**EXERCISE BRIEF:** Look below and pull out each line with the word "Group".

**DATA SUPPLIED:**
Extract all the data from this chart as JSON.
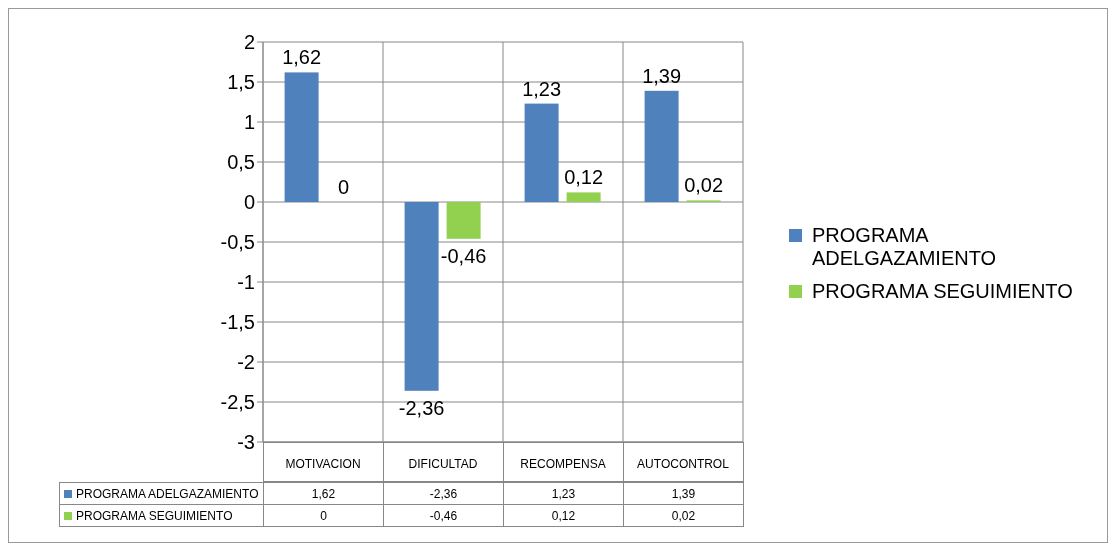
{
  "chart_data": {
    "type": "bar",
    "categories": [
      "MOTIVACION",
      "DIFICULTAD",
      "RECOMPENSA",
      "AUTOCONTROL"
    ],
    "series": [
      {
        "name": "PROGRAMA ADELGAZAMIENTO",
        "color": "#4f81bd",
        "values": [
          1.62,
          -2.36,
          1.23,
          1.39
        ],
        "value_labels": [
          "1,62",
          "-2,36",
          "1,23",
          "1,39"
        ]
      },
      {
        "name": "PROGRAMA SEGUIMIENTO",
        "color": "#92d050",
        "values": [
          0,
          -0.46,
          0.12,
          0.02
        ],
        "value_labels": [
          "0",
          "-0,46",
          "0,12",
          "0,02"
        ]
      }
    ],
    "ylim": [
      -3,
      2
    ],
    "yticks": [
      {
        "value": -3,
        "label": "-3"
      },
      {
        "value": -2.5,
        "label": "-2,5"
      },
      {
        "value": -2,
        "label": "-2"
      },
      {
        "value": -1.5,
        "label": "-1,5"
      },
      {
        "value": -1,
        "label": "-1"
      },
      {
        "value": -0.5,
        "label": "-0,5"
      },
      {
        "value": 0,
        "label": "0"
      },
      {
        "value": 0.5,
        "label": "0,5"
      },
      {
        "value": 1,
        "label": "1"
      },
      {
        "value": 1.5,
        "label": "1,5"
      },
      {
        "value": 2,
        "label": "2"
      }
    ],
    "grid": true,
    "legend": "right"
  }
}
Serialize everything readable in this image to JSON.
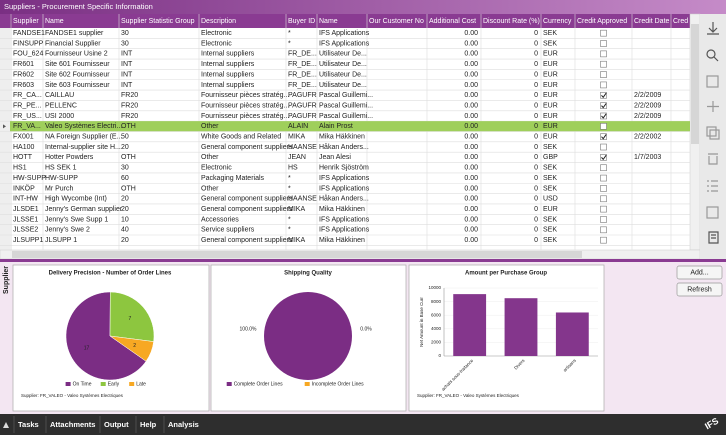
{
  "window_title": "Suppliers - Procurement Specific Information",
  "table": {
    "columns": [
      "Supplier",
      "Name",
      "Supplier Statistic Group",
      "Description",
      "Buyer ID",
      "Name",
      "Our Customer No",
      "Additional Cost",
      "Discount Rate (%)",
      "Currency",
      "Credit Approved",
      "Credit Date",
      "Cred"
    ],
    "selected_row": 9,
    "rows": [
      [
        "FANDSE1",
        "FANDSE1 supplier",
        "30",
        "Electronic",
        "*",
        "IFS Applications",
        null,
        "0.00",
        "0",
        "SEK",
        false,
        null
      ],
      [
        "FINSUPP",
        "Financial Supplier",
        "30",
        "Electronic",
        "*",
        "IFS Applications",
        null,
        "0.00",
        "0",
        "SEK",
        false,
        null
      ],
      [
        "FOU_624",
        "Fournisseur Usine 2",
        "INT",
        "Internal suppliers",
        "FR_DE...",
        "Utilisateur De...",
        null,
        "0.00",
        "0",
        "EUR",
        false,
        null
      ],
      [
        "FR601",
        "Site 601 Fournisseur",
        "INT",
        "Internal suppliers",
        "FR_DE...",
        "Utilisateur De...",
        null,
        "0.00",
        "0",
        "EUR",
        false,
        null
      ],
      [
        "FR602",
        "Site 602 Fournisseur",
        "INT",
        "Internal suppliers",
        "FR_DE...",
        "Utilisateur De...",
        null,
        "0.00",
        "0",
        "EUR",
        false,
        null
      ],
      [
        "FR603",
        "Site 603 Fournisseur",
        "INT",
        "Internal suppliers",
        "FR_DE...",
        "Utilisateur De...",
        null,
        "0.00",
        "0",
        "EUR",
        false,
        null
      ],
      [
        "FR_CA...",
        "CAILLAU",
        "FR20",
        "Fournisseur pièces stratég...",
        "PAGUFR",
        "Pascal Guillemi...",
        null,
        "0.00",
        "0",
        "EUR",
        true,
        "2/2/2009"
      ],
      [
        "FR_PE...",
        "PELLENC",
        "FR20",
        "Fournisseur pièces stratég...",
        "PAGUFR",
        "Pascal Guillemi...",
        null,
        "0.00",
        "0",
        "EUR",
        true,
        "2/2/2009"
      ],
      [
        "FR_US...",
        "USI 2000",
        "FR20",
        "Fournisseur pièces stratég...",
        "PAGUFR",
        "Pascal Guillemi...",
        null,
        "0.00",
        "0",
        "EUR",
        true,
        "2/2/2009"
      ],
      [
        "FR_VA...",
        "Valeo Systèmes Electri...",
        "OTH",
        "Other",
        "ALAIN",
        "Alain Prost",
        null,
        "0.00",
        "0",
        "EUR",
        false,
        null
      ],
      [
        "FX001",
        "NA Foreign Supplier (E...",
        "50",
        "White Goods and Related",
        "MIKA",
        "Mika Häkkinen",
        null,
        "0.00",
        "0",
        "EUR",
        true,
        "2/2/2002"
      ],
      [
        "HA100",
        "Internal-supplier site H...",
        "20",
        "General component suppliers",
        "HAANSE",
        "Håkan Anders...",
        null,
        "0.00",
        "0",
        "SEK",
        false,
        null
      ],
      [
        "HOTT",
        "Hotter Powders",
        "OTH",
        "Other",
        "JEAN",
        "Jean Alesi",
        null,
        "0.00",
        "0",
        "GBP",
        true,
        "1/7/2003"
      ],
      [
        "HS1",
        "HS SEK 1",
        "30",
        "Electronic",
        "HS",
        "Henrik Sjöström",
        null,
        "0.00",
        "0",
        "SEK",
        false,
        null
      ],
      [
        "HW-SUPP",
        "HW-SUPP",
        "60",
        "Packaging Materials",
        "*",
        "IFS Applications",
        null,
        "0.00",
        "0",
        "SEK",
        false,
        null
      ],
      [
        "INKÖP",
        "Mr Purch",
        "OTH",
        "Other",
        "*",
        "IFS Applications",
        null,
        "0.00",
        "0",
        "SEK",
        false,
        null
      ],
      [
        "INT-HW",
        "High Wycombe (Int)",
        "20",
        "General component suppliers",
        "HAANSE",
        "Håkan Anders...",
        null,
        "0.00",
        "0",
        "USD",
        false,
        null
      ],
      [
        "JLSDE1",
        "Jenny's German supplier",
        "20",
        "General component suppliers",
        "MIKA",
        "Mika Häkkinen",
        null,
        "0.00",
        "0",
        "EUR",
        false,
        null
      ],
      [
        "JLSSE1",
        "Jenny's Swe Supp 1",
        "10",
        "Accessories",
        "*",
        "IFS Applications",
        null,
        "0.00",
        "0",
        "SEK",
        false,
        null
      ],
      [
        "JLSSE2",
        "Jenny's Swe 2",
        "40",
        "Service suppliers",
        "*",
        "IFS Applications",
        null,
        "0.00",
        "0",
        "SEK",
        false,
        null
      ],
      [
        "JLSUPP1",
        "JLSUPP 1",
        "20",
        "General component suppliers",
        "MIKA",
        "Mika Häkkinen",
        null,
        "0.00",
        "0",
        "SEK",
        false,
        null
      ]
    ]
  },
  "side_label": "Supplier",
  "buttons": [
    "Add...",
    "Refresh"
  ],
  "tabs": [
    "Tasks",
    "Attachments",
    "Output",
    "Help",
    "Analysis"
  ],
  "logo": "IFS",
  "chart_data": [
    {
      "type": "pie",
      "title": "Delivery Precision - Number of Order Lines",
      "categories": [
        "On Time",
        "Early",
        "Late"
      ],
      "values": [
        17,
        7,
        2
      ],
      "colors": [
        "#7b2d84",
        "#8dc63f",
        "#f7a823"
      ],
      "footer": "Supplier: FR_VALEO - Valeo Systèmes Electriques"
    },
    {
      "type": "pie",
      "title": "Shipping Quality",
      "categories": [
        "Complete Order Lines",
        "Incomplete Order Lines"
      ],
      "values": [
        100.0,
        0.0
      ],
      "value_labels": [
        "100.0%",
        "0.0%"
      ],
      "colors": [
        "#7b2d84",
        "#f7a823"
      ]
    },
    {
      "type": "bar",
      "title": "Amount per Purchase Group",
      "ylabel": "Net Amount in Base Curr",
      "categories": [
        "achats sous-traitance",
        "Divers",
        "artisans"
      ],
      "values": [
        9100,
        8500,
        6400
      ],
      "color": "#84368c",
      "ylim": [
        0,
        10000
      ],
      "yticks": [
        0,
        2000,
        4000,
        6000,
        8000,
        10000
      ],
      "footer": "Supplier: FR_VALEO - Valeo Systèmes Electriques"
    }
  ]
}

--

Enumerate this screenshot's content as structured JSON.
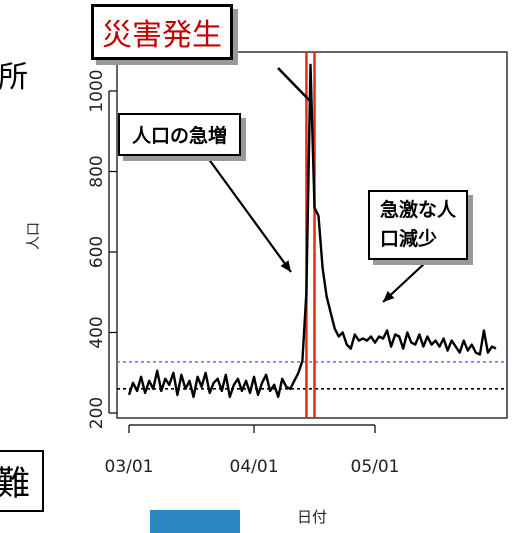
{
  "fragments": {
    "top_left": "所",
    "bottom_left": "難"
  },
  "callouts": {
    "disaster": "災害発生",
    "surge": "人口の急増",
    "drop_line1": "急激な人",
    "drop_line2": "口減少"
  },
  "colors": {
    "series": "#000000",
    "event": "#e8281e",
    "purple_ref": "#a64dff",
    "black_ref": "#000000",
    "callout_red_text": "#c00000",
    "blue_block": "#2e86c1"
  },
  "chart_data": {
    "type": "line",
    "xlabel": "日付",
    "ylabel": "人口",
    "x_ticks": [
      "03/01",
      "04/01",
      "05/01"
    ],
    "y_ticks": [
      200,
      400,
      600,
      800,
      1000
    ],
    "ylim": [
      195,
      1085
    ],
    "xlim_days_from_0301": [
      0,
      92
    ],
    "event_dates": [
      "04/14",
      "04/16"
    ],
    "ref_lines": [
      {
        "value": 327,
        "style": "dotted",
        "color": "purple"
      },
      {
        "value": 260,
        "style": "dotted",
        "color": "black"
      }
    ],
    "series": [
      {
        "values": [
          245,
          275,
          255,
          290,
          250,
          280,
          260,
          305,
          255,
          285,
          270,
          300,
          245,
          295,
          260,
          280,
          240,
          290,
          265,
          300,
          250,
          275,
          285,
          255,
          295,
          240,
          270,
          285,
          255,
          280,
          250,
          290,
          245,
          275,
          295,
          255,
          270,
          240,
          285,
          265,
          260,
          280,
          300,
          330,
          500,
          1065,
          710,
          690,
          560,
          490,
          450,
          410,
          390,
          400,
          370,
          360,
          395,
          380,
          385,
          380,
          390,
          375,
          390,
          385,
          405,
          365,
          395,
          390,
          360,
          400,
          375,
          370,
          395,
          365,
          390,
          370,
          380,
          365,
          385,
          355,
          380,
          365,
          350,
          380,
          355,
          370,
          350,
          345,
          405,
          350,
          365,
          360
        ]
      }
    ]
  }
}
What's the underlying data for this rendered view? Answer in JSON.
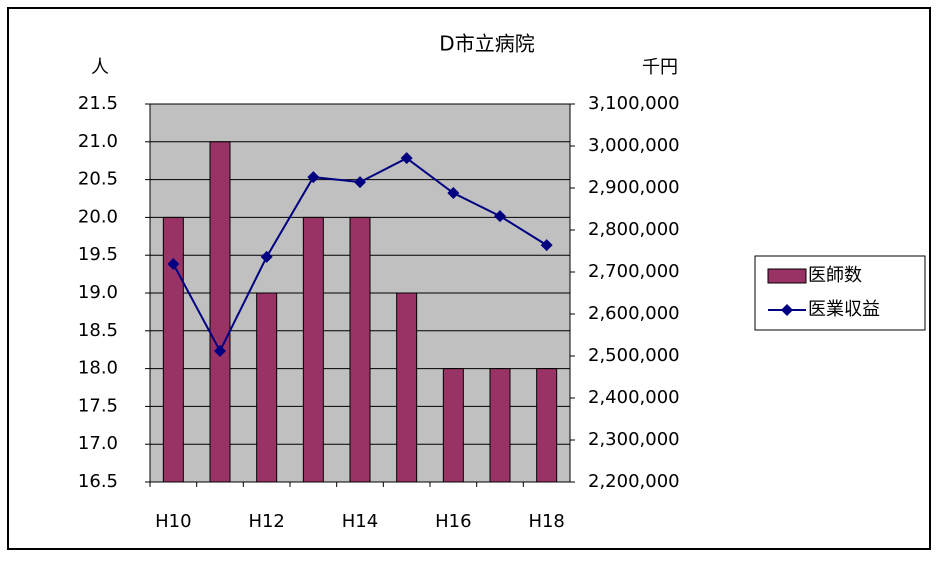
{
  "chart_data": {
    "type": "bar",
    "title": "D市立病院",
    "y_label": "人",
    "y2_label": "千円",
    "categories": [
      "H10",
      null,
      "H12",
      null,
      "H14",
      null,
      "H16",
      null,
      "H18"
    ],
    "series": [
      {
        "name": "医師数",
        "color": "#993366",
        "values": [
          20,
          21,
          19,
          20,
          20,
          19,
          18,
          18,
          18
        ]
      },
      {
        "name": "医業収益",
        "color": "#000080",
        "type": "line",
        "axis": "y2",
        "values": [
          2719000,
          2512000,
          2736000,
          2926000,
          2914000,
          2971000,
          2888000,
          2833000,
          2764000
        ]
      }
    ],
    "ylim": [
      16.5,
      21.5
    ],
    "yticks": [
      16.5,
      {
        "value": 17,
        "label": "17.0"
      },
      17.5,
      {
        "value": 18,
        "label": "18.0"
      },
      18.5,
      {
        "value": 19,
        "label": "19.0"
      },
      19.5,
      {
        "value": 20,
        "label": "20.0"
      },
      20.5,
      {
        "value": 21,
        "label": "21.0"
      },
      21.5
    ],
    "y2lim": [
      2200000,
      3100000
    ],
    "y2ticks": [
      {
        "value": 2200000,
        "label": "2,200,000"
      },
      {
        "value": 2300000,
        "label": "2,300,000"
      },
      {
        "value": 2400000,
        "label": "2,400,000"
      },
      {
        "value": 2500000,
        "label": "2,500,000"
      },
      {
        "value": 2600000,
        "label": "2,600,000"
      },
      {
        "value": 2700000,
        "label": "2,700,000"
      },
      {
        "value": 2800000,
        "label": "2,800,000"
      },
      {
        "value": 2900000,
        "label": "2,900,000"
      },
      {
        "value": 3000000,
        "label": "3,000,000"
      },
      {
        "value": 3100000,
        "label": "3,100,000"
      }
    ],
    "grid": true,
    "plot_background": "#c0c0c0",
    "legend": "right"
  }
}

**ANSWER IN FULL:**
      "Supplier Statistic Group",
      "title": "Amount per Purchase Group",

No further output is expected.